_WHAT THIS TASK INVOLVES:_ Only the lines containing "worden" belong in the answer; find them in the material below.

_GIVEN DATA:_
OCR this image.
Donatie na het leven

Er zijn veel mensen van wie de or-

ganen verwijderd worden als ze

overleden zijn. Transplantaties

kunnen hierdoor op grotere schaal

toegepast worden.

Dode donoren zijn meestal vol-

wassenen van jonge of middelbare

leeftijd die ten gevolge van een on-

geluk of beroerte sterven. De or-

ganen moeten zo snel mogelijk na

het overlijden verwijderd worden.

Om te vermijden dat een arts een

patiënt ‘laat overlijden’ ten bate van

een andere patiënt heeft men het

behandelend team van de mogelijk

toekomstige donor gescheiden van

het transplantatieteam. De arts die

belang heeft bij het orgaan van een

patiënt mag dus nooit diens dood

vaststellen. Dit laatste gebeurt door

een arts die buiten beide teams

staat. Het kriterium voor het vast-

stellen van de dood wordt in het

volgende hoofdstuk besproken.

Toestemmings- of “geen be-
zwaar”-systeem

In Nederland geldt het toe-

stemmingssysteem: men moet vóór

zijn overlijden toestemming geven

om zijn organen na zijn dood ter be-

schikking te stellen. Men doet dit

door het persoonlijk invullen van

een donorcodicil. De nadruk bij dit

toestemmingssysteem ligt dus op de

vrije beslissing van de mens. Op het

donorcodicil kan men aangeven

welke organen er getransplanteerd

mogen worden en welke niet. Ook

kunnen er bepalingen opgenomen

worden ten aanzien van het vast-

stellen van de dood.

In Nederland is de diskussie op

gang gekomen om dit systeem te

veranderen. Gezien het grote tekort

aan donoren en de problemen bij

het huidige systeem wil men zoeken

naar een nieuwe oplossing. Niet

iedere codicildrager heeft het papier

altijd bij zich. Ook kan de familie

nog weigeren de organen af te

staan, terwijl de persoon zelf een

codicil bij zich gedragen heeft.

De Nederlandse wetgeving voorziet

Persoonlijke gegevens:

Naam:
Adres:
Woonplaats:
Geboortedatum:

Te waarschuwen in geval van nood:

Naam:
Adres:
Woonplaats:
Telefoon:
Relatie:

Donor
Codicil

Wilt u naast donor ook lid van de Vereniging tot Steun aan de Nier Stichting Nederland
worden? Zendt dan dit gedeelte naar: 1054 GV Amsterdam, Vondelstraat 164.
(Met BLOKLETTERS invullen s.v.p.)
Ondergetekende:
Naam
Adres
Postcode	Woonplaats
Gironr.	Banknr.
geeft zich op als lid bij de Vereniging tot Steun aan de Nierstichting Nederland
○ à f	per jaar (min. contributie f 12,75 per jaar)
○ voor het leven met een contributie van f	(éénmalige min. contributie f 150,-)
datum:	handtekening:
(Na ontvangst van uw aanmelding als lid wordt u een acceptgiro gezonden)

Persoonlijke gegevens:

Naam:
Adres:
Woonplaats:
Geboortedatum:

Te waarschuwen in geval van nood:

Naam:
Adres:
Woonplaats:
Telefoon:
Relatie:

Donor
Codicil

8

_RESULT FOR THIS EXERCISE:_
ganen verwijderd worden als ze
toegepast worden.
het overlijden verwijderd worden.
mogen worden en welke niet. Ook
worden ten aanzien van het vast-
worden? Zendt dan dit gedeelte naar: 1054 GV Amsterdam, Vondelstraat 164.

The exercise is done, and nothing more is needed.